• **DIRECTIONS**
Transcribe all records exactly.

• **EXERCISE INPUT**
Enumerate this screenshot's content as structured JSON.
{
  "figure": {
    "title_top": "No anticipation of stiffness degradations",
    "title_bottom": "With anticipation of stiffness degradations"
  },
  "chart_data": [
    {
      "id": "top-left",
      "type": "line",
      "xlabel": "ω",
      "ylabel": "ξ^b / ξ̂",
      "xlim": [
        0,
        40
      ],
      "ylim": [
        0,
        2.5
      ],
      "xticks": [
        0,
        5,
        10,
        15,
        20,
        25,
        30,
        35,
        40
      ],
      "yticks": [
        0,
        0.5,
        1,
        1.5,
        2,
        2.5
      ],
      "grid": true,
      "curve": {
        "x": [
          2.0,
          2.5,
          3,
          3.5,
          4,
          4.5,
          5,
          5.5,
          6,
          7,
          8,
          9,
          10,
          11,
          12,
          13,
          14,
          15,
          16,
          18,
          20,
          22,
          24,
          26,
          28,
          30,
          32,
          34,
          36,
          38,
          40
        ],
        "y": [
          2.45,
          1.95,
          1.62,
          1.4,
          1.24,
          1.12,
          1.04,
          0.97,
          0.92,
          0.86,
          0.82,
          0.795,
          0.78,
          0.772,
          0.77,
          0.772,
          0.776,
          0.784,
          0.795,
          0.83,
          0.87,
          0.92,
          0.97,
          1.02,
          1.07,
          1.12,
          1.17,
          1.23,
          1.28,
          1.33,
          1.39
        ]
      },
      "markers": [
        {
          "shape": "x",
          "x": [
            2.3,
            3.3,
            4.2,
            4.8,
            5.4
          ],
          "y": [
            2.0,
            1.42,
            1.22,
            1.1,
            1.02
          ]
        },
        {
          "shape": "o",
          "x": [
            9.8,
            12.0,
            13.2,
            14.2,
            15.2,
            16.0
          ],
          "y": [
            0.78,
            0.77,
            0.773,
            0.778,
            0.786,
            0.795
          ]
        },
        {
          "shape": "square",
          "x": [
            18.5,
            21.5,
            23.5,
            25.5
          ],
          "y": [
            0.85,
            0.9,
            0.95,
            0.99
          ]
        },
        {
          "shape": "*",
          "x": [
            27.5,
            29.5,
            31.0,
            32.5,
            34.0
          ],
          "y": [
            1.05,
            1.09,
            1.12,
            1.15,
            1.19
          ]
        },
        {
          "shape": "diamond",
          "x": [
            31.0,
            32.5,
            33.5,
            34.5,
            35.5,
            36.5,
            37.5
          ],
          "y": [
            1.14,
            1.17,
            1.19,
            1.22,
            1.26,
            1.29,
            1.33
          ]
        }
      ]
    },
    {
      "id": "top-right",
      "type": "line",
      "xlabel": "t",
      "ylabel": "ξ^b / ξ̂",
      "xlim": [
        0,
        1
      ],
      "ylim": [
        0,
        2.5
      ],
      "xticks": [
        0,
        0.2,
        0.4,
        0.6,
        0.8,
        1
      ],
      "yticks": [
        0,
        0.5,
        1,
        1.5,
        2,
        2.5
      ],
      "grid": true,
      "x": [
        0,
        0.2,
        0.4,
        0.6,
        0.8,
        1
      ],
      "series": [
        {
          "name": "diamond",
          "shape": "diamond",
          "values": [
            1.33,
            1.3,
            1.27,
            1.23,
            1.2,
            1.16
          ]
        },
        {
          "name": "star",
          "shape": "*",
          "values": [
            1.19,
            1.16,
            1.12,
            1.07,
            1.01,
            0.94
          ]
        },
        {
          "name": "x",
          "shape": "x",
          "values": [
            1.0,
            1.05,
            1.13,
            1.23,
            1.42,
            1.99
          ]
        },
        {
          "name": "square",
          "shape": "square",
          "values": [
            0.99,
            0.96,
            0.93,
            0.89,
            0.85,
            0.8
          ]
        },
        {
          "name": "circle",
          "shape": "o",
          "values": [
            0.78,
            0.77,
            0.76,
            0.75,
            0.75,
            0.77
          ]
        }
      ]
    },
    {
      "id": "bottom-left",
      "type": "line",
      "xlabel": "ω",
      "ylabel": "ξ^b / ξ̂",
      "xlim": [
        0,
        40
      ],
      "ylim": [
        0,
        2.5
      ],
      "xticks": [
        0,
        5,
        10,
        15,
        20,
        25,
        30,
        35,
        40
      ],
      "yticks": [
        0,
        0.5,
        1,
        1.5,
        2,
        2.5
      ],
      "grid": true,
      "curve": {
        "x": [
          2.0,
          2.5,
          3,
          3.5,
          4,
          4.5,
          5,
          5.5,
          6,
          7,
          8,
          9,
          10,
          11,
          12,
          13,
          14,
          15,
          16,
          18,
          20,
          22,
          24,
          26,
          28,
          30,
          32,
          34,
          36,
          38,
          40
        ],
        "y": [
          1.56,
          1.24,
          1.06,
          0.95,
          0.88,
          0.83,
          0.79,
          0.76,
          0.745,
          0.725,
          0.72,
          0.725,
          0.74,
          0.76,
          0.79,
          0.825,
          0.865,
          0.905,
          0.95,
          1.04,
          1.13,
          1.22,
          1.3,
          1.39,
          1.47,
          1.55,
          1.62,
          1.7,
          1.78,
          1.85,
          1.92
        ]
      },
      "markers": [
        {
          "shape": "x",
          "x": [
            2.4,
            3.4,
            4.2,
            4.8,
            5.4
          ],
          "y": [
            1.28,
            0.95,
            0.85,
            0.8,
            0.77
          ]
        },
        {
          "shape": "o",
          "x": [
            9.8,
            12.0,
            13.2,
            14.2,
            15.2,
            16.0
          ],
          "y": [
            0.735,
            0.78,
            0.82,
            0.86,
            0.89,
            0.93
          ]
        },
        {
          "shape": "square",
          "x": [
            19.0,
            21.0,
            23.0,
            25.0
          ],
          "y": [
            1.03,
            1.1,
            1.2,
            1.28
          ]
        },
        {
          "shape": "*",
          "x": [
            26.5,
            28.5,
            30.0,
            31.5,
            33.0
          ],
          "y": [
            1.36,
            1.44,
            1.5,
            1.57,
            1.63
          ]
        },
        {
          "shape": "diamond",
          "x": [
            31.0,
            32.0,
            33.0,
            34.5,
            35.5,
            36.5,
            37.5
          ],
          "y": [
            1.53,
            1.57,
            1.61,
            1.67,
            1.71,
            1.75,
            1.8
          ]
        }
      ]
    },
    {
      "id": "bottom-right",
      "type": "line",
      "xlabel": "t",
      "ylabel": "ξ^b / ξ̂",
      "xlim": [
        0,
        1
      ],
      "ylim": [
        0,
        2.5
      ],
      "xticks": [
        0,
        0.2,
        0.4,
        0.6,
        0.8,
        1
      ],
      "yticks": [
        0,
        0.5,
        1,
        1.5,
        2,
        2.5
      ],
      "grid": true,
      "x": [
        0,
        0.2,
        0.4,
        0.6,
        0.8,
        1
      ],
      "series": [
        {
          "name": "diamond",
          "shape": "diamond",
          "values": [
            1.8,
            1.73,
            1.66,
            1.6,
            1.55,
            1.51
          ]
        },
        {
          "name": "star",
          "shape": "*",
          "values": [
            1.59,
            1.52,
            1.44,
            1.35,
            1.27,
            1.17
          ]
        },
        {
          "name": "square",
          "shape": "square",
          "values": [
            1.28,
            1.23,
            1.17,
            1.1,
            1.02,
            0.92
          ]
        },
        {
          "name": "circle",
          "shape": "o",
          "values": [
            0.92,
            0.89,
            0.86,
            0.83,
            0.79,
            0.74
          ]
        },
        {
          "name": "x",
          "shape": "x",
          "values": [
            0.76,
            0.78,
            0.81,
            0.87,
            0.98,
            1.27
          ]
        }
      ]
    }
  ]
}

• **RESPONSE**
Enumerate this screenshot's content as structured JSON.
{
  "figure": {
    "title_top": "No anticipation of stiffness degradations",
    "title_bottom": "With anticipation of stiffness degradations"
  },
  "chart_data": [
    {
      "id": "top-left",
      "type": "line",
      "xlabel": "ω",
      "ylabel": "ξ^b / ξ̂",
      "xlim": [
        0,
        40
      ],
      "ylim": [
        0,
        2.5
      ],
      "xticks": [
        0,
        5,
        10,
        15,
        20,
        25,
        30,
        35,
        40
      ],
      "yticks": [
        0,
        0.5,
        1,
        1.5,
        2,
        2.5
      ],
      "grid": true,
      "curve": {
        "x": [
          2.0,
          2.5,
          3,
          3.5,
          4,
          4.5,
          5,
          5.5,
          6,
          7,
          8,
          9,
          10,
          11,
          12,
          13,
          14,
          15,
          16,
          18,
          20,
          22,
          24,
          26,
          28,
          30,
          32,
          34,
          36,
          38,
          40
        ],
        "y": [
          2.45,
          1.95,
          1.62,
          1.4,
          1.24,
          1.12,
          1.04,
          0.97,
          0.92,
          0.86,
          0.82,
          0.795,
          0.78,
          0.772,
          0.77,
          0.772,
          0.776,
          0.784,
          0.795,
          0.83,
          0.87,
          0.92,
          0.97,
          1.02,
          1.07,
          1.12,
          1.17,
          1.23,
          1.28,
          1.33,
          1.39
        ]
      },
      "markers": [
        {
          "shape": "x",
          "x": [
            2.3,
            3.3,
            4.2,
            4.8,
            5.4
          ],
          "y": [
            2.0,
            1.42,
            1.22,
            1.1,
            1.02
          ]
        },
        {
          "shape": "o",
          "x": [
            9.8,
            12.0,
            13.2,
            14.2,
            15.2,
            16.0
          ],
          "y": [
            0.78,
            0.77,
            0.773,
            0.778,
            0.786,
            0.795
          ]
        },
        {
          "shape": "square",
          "x": [
            18.5,
            21.5,
            23.5,
            25.5
          ],
          "y": [
            0.85,
            0.9,
            0.95,
            0.99
          ]
        },
        {
          "shape": "*",
          "x": [
            27.5,
            29.5,
            31.0,
            32.5,
            34.0
          ],
          "y": [
            1.05,
            1.09,
            1.12,
            1.15,
            1.19
          ]
        },
        {
          "shape": "diamond",
          "x": [
            31.0,
            32.5,
            33.5,
            34.5,
            35.5,
            36.5,
            37.5
          ],
          "y": [
            1.14,
            1.17,
            1.19,
            1.22,
            1.26,
            1.29,
            1.33
          ]
        }
      ]
    },
    {
      "id": "top-right",
      "type": "line",
      "xlabel": "t",
      "ylabel": "ξ^b / ξ̂",
      "xlim": [
        0,
        1
      ],
      "ylim": [
        0,
        2.5
      ],
      "xticks": [
        0,
        0.2,
        0.4,
        0.6,
        0.8,
        1
      ],
      "yticks": [
        0,
        0.5,
        1,
        1.5,
        2,
        2.5
      ],
      "grid": true,
      "x": [
        0,
        0.2,
        0.4,
        0.6,
        0.8,
        1
      ],
      "series": [
        {
          "name": "diamond",
          "shape": "diamond",
          "values": [
            1.33,
            1.3,
            1.27,
            1.23,
            1.2,
            1.16
          ]
        },
        {
          "name": "star",
          "shape": "*",
          "values": [
            1.19,
            1.16,
            1.12,
            1.07,
            1.01,
            0.94
          ]
        },
        {
          "name": "x",
          "shape": "x",
          "values": [
            1.0,
            1.05,
            1.13,
            1.23,
            1.42,
            1.99
          ]
        },
        {
          "name": "square",
          "shape": "square",
          "values": [
            0.99,
            0.96,
            0.93,
            0.89,
            0.85,
            0.8
          ]
        },
        {
          "name": "circle",
          "shape": "o",
          "values": [
            0.78,
            0.77,
            0.76,
            0.75,
            0.75,
            0.77
          ]
        }
      ]
    },
    {
      "id": "bottom-left",
      "type": "line",
      "xlabel": "ω",
      "ylabel": "ξ^b / ξ̂",
      "xlim": [
        0,
        40
      ],
      "ylim": [
        0,
        2.5
      ],
      "xticks": [
        0,
        5,
        10,
        15,
        20,
        25,
        30,
        35,
        40
      ],
      "yticks": [
        0,
        0.5,
        1,
        1.5,
        2,
        2.5
      ],
      "grid": true,
      "curve": {
        "x": [
          2.0,
          2.5,
          3,
          3.5,
          4,
          4.5,
          5,
          5.5,
          6,
          7,
          8,
          9,
          10,
          11,
          12,
          13,
          14,
          15,
          16,
          18,
          20,
          22,
          24,
          26,
          28,
          30,
          32,
          34,
          36,
          38,
          40
        ],
        "y": [
          1.56,
          1.24,
          1.06,
          0.95,
          0.88,
          0.83,
          0.79,
          0.76,
          0.745,
          0.725,
          0.72,
          0.725,
          0.74,
          0.76,
          0.79,
          0.825,
          0.865,
          0.905,
          0.95,
          1.04,
          1.13,
          1.22,
          1.3,
          1.39,
          1.47,
          1.55,
          1.62,
          1.7,
          1.78,
          1.85,
          1.92
        ]
      },
      "markers": [
        {
          "shape": "x",
          "x": [
            2.4,
            3.4,
            4.2,
            4.8,
            5.4
          ],
          "y": [
            1.28,
            0.95,
            0.85,
            0.8,
            0.77
          ]
        },
        {
          "shape": "o",
          "x": [
            9.8,
            12.0,
            13.2,
            14.2,
            15.2,
            16.0
          ],
          "y": [
            0.735,
            0.78,
            0.82,
            0.86,
            0.89,
            0.93
          ]
        },
        {
          "shape": "square",
          "x": [
            19.0,
            21.0,
            23.0,
            25.0
          ],
          "y": [
            1.03,
            1.1,
            1.2,
            1.28
          ]
        },
        {
          "shape": "*",
          "x": [
            26.5,
            28.5,
            30.0,
            31.5,
            33.0
          ],
          "y": [
            1.36,
            1.44,
            1.5,
            1.57,
            1.63
          ]
        },
        {
          "shape": "diamond",
          "x": [
            31.0,
            32.0,
            33.0,
            34.5,
            35.5,
            36.5,
            37.5
          ],
          "y": [
            1.53,
            1.57,
            1.61,
            1.67,
            1.71,
            1.75,
            1.8
          ]
        }
      ]
    },
    {
      "id": "bottom-right",
      "type": "line",
      "xlabel": "t",
      "ylabel": "ξ^b / ξ̂",
      "xlim": [
        0,
        1
      ],
      "ylim": [
        0,
        2.5
      ],
      "xticks": [
        0,
        0.2,
        0.4,
        0.6,
        0.8,
        1
      ],
      "yticks": [
        0,
        0.5,
        1,
        1.5,
        2,
        2.5
      ],
      "grid": true,
      "x": [
        0,
        0.2,
        0.4,
        0.6,
        0.8,
        1
      ],
      "series": [
        {
          "name": "diamond",
          "shape": "diamond",
          "values": [
            1.8,
            1.73,
            1.66,
            1.6,
            1.55,
            1.51
          ]
        },
        {
          "name": "star",
          "shape": "*",
          "values": [
            1.59,
            1.52,
            1.44,
            1.35,
            1.27,
            1.17
          ]
        },
        {
          "name": "square",
          "shape": "square",
          "values": [
            1.28,
            1.23,
            1.17,
            1.1,
            1.02,
            0.92
          ]
        },
        {
          "name": "circle",
          "shape": "o",
          "values": [
            0.92,
            0.89,
            0.86,
            0.83,
            0.79,
            0.74
          ]
        },
        {
          "name": "x",
          "shape": "x",
          "values": [
            0.76,
            0.78,
            0.81,
            0.87,
            0.98,
            1.27
          ]
        }
      ]
    }
  ]
}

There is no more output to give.